» **TRECHO DA PÁGINA**:
──────────
O Modo de Produção Feudal
    José Tadeu Cordeiro

 

 

O feudalismo apareceu na Europa Ocidental, a partir do século X e, desenvolveu-se nos dois séculos seguintes, para chegar ao apogeu no século XIII. O feudalismo tem suas origens na combinação do colonato romano (que sucedeu ao escravismo na Roma Clássica) e, num costume germânico de doar terras aos guerreiros.


    Caracterizou o feudalismo: ser uma sociedade eminentemente rural, dividida em: servos (trabalhadores), senhores feudais (cavalaria) e os cléricos (membros da Igreja de Roma) e o poder político descentralizado (o poder estava no feudo).


    Os servos trabalhavam uma parte dos dias da semana para o senhor feudal (corvéia) e os dias restantes (da semana) numa parte da terra reservada para seu sustento e de sua família. Perry Anderson, ressalta a importância do servo trabalhar alguns dias da semana para si, porque ele passa a ter interesse em aumentar sua produção, o que de fato ocorreu, com o desenvolvimento de novas técnicas e da experiência acumulada.


    Autores consagrados, como Anderson e Karl Marx, advertem que o progresso ocorrido na produção durante os séculos XII e XIII está mais ligado às relações econômicas, entre o servo e o senhor feudal, do que às novas tecnologias (charrua de ferro, o cavalo que substitui o boi como animal de tração, a rotação de culturas, o adubamento folhar, a adoção em larga escala da azenha, etc.) e, que estas (novas tecnologias) é um reflexo das novas relações econômicas (feudais).


    Exemplo disso é a organização obtida pelo senhor feudal. Como ele dispõe de uma vasta área submetida à sua exploração, pode introduzir a azenha (máquina de moer o trigo), dando origem a um dos mais detestáveis monopólios de exploração: o servo era obrigado a levar seu trigo para moer na azenha do senhor feudal, deixando lá parte do seu trigo pelo “direito” de usar a azenha.
──────────
» **DADOS**:

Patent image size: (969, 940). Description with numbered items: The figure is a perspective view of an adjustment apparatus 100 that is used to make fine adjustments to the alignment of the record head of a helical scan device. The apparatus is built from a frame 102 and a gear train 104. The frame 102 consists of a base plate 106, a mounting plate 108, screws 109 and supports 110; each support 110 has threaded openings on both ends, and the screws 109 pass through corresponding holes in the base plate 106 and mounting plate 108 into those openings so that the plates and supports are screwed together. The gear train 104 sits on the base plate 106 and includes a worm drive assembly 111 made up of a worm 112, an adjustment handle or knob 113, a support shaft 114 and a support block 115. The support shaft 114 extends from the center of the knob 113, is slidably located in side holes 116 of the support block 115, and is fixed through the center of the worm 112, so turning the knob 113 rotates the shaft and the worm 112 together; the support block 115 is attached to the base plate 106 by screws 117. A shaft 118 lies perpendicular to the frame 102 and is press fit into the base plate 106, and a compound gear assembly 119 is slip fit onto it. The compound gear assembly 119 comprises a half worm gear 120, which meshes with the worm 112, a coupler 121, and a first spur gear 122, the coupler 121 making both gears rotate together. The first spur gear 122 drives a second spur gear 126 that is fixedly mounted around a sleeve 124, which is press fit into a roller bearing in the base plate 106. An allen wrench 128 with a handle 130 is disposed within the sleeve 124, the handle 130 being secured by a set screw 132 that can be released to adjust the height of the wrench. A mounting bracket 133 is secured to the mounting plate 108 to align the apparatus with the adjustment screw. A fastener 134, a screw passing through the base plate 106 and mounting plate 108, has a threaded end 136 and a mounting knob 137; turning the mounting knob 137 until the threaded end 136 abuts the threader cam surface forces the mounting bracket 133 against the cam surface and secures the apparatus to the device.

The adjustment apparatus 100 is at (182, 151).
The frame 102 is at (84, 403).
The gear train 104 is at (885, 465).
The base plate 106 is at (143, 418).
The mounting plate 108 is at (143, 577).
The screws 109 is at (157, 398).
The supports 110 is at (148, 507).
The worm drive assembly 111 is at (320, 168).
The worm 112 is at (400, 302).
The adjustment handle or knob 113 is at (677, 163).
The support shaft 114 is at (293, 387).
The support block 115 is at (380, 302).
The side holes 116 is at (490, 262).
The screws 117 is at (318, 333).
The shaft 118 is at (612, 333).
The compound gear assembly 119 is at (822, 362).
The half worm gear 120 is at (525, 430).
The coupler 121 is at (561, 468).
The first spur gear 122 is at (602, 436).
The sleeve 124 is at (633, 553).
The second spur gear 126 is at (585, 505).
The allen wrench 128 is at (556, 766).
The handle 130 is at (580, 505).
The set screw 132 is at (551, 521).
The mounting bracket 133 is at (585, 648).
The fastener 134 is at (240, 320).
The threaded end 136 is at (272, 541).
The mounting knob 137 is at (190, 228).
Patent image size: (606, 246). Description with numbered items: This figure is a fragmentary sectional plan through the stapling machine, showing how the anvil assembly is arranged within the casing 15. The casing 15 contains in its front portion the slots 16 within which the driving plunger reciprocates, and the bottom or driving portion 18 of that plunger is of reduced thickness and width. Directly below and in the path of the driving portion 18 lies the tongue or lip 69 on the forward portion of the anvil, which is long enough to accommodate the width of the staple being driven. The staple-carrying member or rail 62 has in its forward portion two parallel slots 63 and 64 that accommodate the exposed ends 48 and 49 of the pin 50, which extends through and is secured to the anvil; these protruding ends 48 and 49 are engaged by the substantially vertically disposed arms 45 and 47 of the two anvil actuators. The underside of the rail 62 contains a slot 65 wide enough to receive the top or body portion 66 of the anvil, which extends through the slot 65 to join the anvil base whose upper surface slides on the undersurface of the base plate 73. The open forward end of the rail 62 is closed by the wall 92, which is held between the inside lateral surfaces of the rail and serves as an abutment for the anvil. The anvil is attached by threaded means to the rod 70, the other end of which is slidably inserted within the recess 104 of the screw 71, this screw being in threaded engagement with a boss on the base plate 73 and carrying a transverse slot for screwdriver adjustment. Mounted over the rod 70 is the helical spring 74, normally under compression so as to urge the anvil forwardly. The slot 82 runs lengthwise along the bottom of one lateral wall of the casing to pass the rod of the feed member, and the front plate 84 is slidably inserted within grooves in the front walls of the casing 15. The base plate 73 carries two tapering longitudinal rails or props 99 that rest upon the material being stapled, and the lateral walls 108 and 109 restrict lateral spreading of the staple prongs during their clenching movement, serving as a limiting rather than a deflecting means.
──────────
» **PROBLEMAS PROPOSTOS**:
1. Segundo o texto sobre o modo de produção feudal, em que século o feudalismo chegou ao seu apogeu?
2. Repita, sem nenhuma alteração, o trecho do texto sobre o modo de produção feudal que começa em "O Modo de Produção" e termina em "terras aos guerreiros.".
Os dados provêm de outra fonte.

» **RESPOSTAS CORRETAS**:
1. No século XIII.

2.
O Modo de Produção Feudal
    José Tadeu Cordeiro

 

 

O feudalismo apareceu na Europa Ocidental, a partir do século X e, desenvolveu-se nos dois séculos seguintes, para chegar ao apogeu no século XIII. O feudalismo tem suas origens na combinação do colonato romano (que sucedeu ao escravismo na Roma Clássica) e, num costume germânico de doar terras aos guerreiros.